» **Task instructions**: Please reproduce, exactly and in full, the lines running from the one that contains "Give me a plain-text" to the end of the entries.

(Saved entries)
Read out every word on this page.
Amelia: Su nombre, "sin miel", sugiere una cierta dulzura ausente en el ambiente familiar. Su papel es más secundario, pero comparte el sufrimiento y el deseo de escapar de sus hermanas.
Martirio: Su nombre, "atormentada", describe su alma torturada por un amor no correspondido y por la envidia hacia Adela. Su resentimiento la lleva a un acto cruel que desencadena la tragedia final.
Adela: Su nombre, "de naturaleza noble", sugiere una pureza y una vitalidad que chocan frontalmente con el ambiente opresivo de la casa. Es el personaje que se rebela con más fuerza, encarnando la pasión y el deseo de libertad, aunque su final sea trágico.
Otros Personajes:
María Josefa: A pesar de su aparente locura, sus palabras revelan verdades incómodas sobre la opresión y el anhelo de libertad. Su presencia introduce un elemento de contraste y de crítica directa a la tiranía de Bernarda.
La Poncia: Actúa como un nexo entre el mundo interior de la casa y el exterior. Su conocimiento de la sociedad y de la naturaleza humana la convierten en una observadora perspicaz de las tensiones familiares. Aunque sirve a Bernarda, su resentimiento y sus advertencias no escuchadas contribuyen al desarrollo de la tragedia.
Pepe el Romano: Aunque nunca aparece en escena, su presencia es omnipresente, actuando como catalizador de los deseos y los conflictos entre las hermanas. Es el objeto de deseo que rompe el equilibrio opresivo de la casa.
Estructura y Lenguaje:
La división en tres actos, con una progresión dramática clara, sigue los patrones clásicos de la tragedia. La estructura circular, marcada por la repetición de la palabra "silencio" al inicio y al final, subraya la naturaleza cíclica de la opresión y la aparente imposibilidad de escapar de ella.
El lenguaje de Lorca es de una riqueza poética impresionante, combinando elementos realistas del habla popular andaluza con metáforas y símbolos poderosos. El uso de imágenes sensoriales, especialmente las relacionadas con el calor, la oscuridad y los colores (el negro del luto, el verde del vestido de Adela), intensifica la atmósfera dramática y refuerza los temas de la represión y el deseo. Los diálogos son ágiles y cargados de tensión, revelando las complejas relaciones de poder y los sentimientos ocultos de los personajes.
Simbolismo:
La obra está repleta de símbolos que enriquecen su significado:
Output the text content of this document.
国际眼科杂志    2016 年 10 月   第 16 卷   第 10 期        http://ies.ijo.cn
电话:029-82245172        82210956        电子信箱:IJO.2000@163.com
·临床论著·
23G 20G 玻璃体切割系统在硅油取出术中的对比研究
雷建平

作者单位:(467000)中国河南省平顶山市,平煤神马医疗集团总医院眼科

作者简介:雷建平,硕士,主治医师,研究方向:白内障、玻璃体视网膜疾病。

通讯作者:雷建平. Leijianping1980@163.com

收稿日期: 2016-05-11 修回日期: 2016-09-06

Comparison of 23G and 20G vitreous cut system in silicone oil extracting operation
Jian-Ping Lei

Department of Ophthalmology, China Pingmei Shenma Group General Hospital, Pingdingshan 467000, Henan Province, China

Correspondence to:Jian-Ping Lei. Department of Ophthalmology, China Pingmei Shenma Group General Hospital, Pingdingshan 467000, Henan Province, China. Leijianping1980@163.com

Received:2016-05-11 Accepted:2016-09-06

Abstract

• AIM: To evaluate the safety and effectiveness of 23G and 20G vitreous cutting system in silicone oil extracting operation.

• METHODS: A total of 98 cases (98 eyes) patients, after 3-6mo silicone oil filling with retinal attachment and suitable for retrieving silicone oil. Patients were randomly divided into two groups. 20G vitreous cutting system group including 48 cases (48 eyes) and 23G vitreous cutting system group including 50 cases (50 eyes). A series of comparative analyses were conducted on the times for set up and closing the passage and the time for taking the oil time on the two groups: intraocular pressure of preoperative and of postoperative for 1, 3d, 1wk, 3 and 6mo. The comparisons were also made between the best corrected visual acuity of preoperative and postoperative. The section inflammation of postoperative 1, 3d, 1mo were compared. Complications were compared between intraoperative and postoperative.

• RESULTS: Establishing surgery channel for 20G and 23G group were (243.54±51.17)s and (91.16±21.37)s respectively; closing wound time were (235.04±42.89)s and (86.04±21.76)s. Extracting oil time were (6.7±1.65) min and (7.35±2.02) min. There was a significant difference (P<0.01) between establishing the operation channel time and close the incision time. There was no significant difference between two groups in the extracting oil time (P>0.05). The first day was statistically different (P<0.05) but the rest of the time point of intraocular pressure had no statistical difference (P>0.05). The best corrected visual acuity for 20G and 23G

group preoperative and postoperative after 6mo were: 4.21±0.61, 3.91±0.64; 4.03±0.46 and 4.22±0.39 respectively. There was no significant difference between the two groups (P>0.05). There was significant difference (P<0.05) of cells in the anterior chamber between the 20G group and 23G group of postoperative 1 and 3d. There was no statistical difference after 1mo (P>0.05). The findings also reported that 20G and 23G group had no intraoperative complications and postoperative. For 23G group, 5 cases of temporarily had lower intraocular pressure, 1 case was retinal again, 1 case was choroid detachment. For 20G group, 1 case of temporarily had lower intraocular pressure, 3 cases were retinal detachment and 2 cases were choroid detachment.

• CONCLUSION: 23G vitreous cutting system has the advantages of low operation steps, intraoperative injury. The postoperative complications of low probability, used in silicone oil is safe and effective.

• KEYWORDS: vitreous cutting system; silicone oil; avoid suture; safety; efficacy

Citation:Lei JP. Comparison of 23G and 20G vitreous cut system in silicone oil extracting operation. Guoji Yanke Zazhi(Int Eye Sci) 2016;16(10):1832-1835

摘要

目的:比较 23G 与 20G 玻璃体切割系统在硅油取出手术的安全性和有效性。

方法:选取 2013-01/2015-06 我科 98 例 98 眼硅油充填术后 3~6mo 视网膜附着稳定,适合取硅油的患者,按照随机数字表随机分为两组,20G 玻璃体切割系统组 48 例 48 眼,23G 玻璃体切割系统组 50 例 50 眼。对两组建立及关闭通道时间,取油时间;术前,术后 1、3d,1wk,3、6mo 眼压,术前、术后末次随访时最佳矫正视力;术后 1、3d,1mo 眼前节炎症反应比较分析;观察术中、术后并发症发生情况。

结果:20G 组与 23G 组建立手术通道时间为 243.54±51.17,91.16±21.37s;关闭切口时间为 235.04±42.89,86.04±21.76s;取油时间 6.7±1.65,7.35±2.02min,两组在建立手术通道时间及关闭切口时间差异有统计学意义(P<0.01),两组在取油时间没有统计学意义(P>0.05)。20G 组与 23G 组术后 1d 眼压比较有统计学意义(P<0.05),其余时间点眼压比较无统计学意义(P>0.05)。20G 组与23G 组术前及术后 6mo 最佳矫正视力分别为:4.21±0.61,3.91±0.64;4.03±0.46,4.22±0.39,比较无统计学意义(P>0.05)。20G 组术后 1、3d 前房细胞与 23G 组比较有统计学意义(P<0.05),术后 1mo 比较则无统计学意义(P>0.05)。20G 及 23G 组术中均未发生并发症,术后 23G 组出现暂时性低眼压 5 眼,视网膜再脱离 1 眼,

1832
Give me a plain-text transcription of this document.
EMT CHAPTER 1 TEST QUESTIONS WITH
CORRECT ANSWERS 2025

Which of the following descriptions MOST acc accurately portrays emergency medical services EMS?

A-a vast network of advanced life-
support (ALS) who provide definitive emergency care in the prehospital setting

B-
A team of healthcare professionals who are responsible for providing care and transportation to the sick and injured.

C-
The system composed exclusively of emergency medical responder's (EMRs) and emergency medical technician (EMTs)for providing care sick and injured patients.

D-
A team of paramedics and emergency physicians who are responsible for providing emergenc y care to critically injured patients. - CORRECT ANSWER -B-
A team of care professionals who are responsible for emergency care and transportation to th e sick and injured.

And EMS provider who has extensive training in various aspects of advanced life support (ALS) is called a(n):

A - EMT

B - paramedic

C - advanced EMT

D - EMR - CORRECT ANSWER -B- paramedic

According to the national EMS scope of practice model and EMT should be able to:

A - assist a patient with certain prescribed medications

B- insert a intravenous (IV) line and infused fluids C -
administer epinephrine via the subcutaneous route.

» **Response to the task**:
Give me a plain-text transcription of this document.
EMT CHAPTER 1 TEST QUESTIONS WITH
CORRECT ANSWERS 2025

Which of the following descriptions MOST acc accurately portrays emergency medical services EMS?

A-a vast network of advanced life-
support (ALS) who provide definitive emergency care in the prehospital setting

B-
A team of healthcare professionals who are responsible for providing care and transportation to the sick and injured.

C-
The system composed exclusively of emergency medical responder's (EMRs) and emergency medical technician (EMTs)for providing care sick and injured patients.

D-
A team of paramedics and emergency physicians who are responsible for providing emergenc y care to critically injured patients. - CORRECT ANSWER -B-
A team of care professionals who are responsible for emergency care and transportation to th e sick and injured.

And EMS provider who has extensive training in various aspects of advanced life support (ALS) is called a(n):

A - EMT

B - paramedic

C - advanced EMT

D - EMR - CORRECT ANSWER -B- paramedic

According to the national EMS scope of practice model and EMT should be able to:

A - assist a patient with certain prescribed medications

B- insert a intravenous (IV) line and infused fluids C -
administer epinephrine via the subcutaneous route.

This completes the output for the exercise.